### Aim 1
In the piece on rap and basketball, reproduce the passage starting at "Before we continue, its" and ending at "you hit rim).", substituting "chains" for "jewelry".
### Aim 2
According to the piece on rap and basketball, what do NBA players and rappers both love to do?

### Page extract
I mentioned “what it takes to reach the top” in rap/basketball… Well, what does it take? Talent. Competitive drive. Hard work. Confidence. You’re not gonna tell Allen Iverson or Master P they can’t do something. Before Kobe got his first ring, I’m sure it dominated his entire being. But it’s not like once he got the first one he was content with having mastered the profession— he kept going; Mamba Mentality. But while Kobe became notoriously tunnel visioned on basketball, some greats like Shaq are wired where once they master one craft, they move onto new challenges—Renaissance men if you will. So It stands to reason that in two cultures so woven together, people who have these peak traits would naturally be inclined to apply them to their beloved entertainment counterpart. Sometimes with the Rapper Hoopers and the Hooper Rappers it’s hard to tell which one is which in terms of first love or even priority. The list below consists of some brothers who REALLY blur that line.
Before we continue, its probably worth mentioning that aside from all this lofty language I’m using and deep connections I’m trying to make its also as simple as this…
NBA dudes and rappers both love to stunt.
And sometimes as a basketball player, the best way to flex your prowess is to put on a gang of jewelry and go in on a beat. And for rappers, often the dopest way to flex that you’re the hottest in the game is to join the layup line for the hottest team in the game (just make sure you hit rim).

(Element and coordinate records)
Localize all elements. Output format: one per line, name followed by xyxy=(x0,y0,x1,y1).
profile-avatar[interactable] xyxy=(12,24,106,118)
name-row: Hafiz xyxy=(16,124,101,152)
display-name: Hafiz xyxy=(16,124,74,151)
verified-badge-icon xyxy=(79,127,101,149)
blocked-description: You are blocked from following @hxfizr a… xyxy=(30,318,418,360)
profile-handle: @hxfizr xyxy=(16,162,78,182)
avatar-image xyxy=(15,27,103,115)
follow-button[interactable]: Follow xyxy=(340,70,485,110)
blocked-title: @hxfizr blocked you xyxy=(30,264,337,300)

### Full output 1
Before we continue, its probably worth mentioning that aside from all this lofty language I’m using and deep connections I’m trying to make its also as simple as this…
NBA dudes and rappers both love to stunt.
And sometimes as a basketball player, the best way to flex your prowess is to put on a gang of chains and go in on a beat. And for rappers, often the dopest way to flex that you’re the hottest in the game is to join the layup line for the hottest team in the game (just make sure you hit rim).

### Full output 2
They both love to stunt.